_TASK GOAL_
Show every line in the entries below where the word "Manufacturing" appears.

_INPUT RECORDS_
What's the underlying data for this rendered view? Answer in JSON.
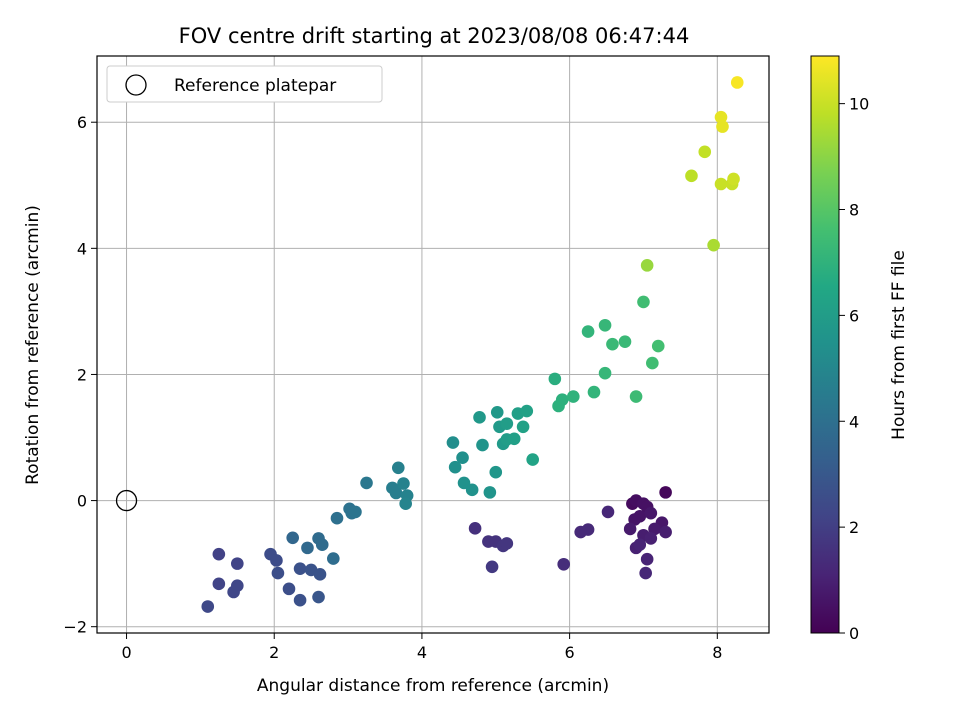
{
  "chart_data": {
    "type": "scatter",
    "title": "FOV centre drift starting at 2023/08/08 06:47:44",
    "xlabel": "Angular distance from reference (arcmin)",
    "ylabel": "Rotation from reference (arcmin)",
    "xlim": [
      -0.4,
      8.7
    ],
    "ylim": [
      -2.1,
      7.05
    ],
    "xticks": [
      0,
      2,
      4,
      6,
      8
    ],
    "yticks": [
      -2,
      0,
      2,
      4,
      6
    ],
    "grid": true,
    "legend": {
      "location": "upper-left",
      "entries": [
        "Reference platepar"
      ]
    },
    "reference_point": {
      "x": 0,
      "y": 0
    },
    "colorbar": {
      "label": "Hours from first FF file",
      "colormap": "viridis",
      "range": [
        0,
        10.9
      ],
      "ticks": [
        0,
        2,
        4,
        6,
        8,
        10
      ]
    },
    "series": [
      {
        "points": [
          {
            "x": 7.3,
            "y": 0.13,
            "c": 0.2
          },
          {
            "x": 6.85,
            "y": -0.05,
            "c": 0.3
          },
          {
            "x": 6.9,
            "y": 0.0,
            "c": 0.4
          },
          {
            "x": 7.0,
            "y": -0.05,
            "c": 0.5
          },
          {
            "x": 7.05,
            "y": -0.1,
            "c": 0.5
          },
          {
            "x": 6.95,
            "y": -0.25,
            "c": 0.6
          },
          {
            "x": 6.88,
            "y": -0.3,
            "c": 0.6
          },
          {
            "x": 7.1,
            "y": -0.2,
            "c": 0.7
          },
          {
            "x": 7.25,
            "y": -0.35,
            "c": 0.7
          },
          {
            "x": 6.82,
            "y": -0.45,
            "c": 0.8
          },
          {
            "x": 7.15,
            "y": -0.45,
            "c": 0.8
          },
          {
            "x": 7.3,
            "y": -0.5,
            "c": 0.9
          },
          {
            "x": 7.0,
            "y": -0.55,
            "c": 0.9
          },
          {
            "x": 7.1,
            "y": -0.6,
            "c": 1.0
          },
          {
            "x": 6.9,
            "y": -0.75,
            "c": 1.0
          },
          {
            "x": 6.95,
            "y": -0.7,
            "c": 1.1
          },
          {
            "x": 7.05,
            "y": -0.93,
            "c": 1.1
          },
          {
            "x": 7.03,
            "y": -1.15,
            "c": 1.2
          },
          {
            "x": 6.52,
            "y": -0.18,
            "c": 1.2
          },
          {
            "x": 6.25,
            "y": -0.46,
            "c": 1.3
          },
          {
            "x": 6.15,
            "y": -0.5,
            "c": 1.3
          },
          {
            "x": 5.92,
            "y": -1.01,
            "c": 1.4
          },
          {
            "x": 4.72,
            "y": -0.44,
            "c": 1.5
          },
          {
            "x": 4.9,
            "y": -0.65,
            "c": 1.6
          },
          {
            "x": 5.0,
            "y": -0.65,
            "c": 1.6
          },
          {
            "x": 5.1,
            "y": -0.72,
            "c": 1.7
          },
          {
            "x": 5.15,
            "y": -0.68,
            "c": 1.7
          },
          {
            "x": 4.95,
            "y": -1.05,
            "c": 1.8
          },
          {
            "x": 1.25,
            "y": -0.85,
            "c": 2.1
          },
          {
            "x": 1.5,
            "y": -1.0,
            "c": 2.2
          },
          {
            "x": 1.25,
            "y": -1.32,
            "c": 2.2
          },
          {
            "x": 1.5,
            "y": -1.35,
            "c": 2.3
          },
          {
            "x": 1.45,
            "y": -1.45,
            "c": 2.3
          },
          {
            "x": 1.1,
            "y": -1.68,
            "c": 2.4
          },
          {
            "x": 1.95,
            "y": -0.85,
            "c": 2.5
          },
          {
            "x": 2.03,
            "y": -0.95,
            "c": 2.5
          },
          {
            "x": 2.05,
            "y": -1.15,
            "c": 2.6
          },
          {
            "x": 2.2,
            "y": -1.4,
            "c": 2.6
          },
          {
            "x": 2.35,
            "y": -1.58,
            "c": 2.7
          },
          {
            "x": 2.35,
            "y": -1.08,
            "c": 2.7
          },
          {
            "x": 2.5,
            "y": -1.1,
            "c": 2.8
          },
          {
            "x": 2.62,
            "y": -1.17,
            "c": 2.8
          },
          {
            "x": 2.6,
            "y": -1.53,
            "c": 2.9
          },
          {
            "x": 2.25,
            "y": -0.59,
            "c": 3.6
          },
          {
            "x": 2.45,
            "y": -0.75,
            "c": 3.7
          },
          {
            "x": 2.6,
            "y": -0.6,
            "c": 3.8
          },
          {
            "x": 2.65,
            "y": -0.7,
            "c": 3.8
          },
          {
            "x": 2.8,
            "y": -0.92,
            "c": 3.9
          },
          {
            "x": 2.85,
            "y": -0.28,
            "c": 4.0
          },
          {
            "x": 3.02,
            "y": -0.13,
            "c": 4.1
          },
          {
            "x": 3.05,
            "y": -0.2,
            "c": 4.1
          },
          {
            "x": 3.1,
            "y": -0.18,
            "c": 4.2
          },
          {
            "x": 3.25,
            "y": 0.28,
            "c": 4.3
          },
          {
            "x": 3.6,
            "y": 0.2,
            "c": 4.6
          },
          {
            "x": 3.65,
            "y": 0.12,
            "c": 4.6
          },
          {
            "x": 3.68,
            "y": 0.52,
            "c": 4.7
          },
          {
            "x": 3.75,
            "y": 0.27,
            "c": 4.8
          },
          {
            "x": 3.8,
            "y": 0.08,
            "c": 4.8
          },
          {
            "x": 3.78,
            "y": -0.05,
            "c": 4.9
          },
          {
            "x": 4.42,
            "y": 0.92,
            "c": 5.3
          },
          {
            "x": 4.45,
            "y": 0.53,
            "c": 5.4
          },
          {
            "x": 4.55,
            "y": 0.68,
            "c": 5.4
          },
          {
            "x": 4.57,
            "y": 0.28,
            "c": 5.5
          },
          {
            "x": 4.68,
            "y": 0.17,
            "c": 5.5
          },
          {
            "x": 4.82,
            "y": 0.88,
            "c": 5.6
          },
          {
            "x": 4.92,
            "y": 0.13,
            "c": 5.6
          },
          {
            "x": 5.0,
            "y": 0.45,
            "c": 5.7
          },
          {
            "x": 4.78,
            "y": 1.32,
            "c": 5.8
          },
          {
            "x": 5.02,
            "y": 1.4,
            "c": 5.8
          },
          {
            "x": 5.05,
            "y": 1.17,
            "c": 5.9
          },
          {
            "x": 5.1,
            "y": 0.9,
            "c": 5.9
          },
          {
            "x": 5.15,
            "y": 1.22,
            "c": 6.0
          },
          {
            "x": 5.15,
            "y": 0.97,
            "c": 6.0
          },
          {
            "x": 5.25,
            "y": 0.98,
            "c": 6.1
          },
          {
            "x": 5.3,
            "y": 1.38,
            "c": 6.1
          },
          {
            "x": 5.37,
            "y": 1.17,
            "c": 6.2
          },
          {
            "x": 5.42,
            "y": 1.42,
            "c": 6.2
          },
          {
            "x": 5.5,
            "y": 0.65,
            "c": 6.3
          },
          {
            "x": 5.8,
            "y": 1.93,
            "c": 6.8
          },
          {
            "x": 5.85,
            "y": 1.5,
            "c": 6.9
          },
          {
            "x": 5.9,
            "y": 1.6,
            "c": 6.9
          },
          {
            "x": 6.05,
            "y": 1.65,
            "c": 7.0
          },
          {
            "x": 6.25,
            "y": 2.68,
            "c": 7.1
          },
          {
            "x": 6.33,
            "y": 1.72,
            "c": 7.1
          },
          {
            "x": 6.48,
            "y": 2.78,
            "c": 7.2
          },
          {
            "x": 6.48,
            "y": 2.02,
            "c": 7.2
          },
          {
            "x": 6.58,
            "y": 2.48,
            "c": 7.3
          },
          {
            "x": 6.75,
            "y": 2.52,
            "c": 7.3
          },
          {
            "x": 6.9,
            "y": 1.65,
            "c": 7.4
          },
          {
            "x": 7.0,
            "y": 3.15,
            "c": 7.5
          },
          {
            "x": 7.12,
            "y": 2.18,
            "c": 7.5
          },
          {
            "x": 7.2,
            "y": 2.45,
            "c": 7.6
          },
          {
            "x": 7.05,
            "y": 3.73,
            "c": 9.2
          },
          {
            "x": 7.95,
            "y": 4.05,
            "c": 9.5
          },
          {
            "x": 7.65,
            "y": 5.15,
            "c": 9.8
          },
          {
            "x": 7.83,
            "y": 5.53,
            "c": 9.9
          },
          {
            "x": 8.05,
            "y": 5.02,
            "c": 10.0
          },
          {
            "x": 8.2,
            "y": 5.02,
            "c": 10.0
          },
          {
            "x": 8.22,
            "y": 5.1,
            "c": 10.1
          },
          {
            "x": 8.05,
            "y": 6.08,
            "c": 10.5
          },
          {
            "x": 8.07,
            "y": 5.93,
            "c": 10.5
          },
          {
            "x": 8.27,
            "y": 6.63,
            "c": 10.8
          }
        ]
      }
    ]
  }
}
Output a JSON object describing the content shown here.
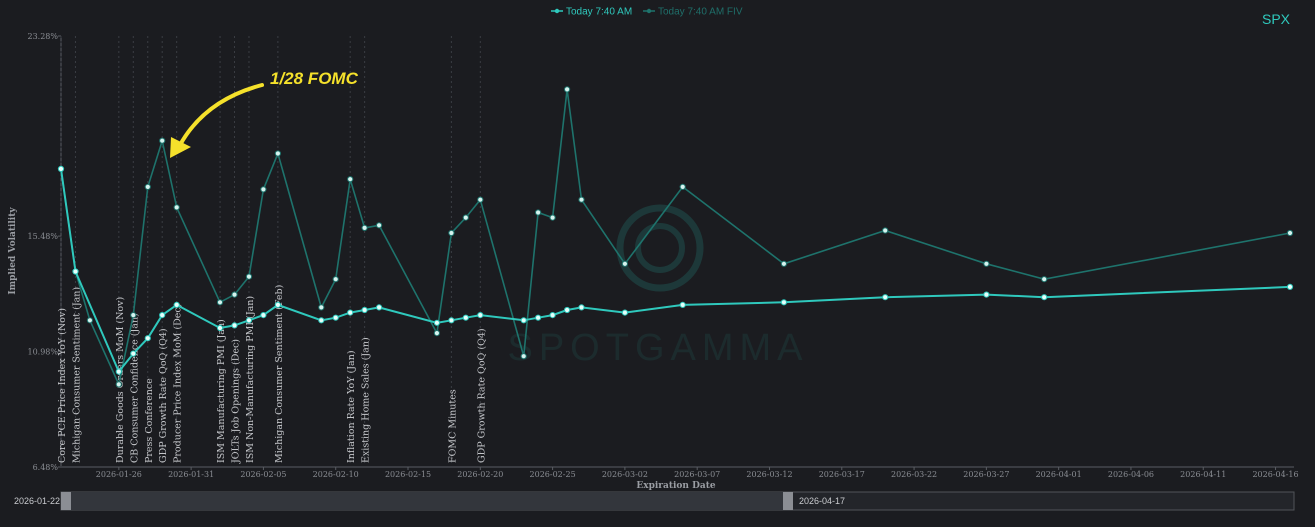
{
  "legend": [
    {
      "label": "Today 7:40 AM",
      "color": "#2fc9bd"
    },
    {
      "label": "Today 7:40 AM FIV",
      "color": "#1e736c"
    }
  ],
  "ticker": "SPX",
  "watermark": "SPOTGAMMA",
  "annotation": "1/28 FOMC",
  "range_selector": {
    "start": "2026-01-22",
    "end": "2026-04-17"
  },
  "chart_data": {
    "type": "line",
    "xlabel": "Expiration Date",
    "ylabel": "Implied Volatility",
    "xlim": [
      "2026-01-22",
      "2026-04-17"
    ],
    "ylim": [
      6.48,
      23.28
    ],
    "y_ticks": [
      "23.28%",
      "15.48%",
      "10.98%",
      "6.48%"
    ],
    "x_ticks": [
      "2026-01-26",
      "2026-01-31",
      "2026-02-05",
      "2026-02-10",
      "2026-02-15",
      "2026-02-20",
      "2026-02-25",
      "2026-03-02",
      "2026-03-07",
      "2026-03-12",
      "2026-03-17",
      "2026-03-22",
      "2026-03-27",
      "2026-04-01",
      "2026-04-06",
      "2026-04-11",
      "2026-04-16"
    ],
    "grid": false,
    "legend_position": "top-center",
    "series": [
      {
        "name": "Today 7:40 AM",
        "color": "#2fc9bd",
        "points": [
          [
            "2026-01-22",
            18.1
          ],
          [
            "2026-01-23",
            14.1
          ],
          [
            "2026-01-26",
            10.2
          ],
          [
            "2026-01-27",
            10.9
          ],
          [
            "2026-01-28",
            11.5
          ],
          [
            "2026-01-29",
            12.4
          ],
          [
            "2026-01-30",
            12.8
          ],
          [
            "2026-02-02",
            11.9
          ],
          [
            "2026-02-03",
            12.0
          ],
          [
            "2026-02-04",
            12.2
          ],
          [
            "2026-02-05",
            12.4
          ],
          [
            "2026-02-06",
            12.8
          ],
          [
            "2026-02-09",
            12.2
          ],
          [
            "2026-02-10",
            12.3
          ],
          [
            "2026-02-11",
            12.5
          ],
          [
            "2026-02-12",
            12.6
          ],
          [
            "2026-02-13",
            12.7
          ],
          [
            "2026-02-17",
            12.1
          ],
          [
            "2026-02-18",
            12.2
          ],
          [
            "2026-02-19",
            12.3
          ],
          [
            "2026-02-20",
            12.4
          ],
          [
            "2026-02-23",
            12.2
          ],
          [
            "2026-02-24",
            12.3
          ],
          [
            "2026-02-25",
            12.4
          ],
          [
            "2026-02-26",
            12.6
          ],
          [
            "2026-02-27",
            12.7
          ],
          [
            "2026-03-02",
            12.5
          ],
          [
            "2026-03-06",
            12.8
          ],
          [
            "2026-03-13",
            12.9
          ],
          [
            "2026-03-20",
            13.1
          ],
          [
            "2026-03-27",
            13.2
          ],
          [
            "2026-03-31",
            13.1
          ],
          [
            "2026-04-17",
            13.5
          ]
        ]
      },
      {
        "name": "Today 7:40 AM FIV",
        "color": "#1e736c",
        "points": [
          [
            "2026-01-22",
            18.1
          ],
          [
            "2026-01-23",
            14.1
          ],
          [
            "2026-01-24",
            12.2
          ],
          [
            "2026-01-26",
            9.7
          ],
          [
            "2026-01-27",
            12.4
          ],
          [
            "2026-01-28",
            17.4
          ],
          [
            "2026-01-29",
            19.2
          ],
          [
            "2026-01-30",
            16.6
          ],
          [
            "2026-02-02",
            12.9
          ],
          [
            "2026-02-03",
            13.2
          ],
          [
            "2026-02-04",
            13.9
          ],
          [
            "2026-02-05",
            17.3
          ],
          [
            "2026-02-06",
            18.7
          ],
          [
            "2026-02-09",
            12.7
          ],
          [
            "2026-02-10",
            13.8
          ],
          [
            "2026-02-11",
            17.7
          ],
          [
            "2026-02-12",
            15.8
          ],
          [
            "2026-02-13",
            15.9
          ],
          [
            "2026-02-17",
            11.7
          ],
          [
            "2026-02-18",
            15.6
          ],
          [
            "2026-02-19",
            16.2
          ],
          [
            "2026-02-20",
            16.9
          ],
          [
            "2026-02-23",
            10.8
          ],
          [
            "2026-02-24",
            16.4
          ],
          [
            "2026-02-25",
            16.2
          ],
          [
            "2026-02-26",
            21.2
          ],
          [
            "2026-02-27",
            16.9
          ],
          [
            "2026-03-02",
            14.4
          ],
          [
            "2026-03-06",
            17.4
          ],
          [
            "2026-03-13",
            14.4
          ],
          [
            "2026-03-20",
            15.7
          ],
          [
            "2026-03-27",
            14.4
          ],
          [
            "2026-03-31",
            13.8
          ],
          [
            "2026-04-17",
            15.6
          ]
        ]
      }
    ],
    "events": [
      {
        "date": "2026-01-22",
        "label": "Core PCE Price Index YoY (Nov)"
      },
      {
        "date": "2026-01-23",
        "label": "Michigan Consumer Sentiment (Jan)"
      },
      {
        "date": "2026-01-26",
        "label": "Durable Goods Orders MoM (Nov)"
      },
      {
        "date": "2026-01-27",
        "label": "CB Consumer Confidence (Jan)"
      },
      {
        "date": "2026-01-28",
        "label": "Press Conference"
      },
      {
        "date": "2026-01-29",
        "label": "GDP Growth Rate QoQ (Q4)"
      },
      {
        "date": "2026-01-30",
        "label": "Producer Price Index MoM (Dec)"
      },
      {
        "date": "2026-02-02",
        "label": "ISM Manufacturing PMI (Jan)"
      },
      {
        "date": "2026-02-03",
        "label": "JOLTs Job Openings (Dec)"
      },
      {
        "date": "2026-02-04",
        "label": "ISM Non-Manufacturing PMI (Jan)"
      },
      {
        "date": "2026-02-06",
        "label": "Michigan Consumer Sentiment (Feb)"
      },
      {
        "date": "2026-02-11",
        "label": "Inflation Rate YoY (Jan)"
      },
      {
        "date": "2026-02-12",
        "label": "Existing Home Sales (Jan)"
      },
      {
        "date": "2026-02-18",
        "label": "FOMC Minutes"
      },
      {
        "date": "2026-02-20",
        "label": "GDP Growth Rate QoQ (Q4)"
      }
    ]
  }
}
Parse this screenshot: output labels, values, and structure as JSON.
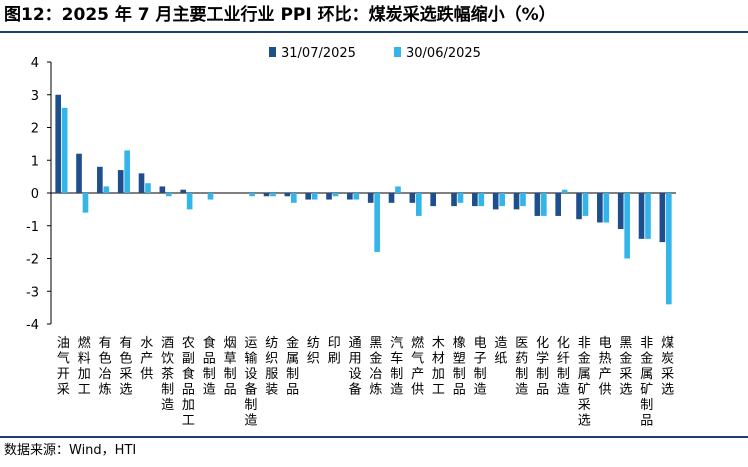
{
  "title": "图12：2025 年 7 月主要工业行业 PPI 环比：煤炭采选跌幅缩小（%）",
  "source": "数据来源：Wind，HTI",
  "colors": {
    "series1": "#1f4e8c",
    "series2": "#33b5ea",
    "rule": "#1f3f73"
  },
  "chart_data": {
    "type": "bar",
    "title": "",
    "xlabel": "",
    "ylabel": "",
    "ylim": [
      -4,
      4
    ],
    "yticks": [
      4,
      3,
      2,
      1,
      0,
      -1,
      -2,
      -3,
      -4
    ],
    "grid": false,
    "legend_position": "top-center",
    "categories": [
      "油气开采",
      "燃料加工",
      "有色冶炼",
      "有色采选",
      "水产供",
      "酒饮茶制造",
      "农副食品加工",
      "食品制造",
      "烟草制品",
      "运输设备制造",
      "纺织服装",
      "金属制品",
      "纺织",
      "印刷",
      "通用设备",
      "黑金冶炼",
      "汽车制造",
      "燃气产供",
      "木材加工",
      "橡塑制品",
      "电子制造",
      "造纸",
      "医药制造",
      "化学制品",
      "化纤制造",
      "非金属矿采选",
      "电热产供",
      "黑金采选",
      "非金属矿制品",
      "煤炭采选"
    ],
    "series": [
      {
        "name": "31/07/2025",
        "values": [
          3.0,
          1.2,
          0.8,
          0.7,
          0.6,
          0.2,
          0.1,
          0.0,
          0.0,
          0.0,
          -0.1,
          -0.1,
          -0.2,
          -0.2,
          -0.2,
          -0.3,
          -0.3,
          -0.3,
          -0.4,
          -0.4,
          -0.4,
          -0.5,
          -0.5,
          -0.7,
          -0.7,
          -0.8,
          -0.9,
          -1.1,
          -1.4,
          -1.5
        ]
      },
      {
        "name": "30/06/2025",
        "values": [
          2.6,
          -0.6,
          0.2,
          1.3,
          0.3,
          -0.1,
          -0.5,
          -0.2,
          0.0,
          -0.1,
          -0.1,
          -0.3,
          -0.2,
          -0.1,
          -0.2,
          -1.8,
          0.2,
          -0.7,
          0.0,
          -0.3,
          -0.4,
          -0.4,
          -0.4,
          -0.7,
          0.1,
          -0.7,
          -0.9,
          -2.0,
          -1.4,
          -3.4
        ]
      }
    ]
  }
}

_FINISHED ANSWER_
        "label": "ISM Manufacturing PMI (Jan)"
        "label": "ISM Non-Manufacturing PMI (Jan)"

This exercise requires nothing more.